### PROBLEM STATEMENT
Output a single figure: the number of lines in which the word "знаку" appears.

-=-=-=-=-

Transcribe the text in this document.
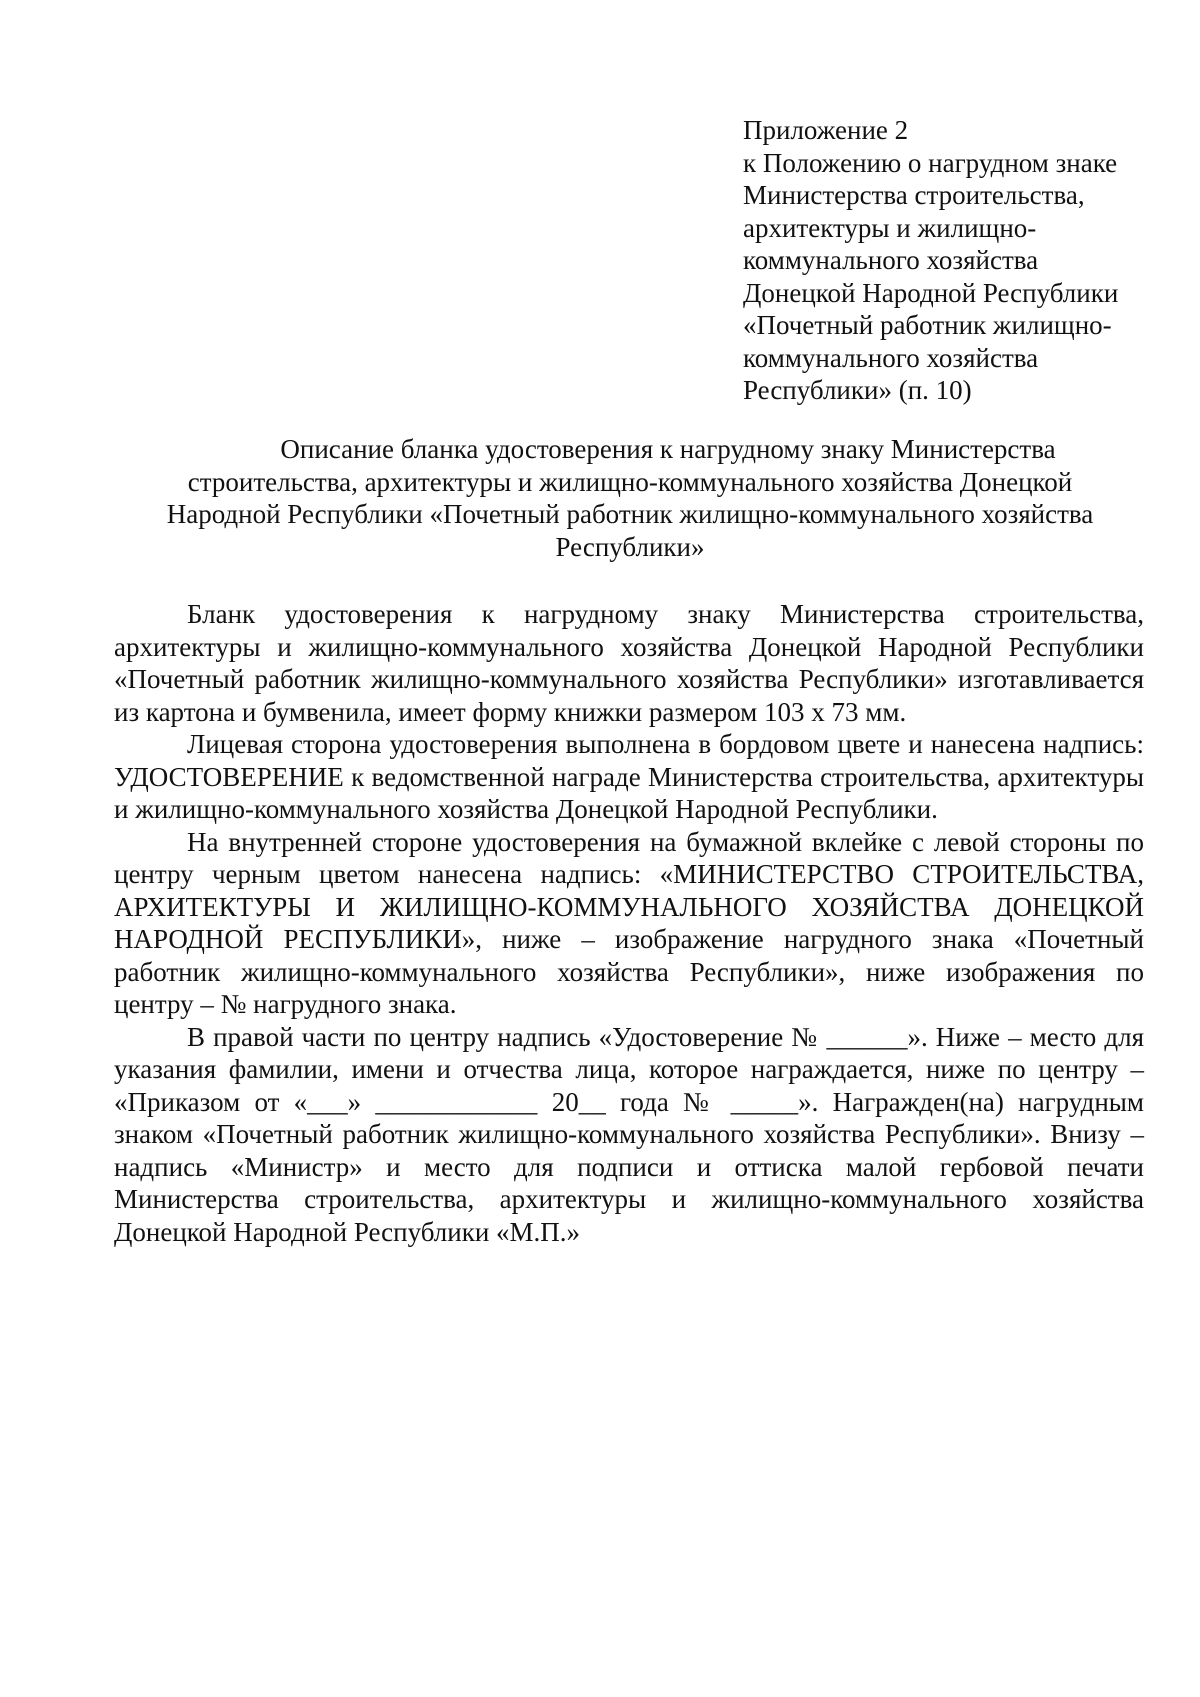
Приложение 2
к Положению о нагрудном знаке
Министерства строительства,
архитектуры и жилищно-
коммунального хозяйства
Донецкой Народной Республики
«Почетный работник жилищно-
коммунального хозяйства
Республики» (п. 10)
Описание бланка удостоверения к нагрудному знаку Министерства
строительства, архитектуры и жилищно-коммунального хозяйства Донецкой
Народной Республики «Почетный работник жилищно-коммунального хозяйства
Республики»

Бланк удостоверения к нагрудному знаку Министерства строительства, архитектуры и жилищно-коммунального хозяйства Донецкой Народной Республики «Почетный работник жилищно-коммунального хозяйства Республики» изготавливается из картона и бумвенила, имеет форму книжки размером 103 х 73 мм.

Лицевая сторона удостоверения выполнена в бордовом цвете и нанесена надпись: УДОСТОВЕРЕНИЕ к ведомственной награде Министерства строительства, архитектуры и жилищно-коммунального хозяйства Донецкой Народной Республики.

На внутренней стороне удостоверения на бумажной вклейке с левой стороны по центру черным цветом нанесена надпись: «МИНИСТЕРСТВО СТРОИТЕЛЬСТВА, АРХИТЕКТУРЫ И ЖИЛИЩНО-КОММУНАЛЬНОГО ХОЗЯЙСТВА ДОНЕЦКОЙ НАРОДНОЙ РЕСПУБЛИКИ», ниже – изображение нагрудного знака «Почетный работник жилищно-коммунального хозяйства Республики», ниже изображения по центру – № нагрудного знака.

В правой части по центру надпись «Удостоверение № ______». Ниже – место для указания фамилии, имени и отчества лица, которое награждается, ниже по центру – «Приказом от «___» ____________ 20__ года № _____». Награжден(на) нагрудным знаком «Почетный работник жилищно-коммунального хозяйства Республики». Внизу – надпись «Министр» и место для подписи и оттиска малой гербовой печати Министерства строительства, архитектуры и жилищно-коммунального хозяйства Донецкой Народной Республики «М.П.»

-=-=-=-=-

### PROBLEM SOLUTION
2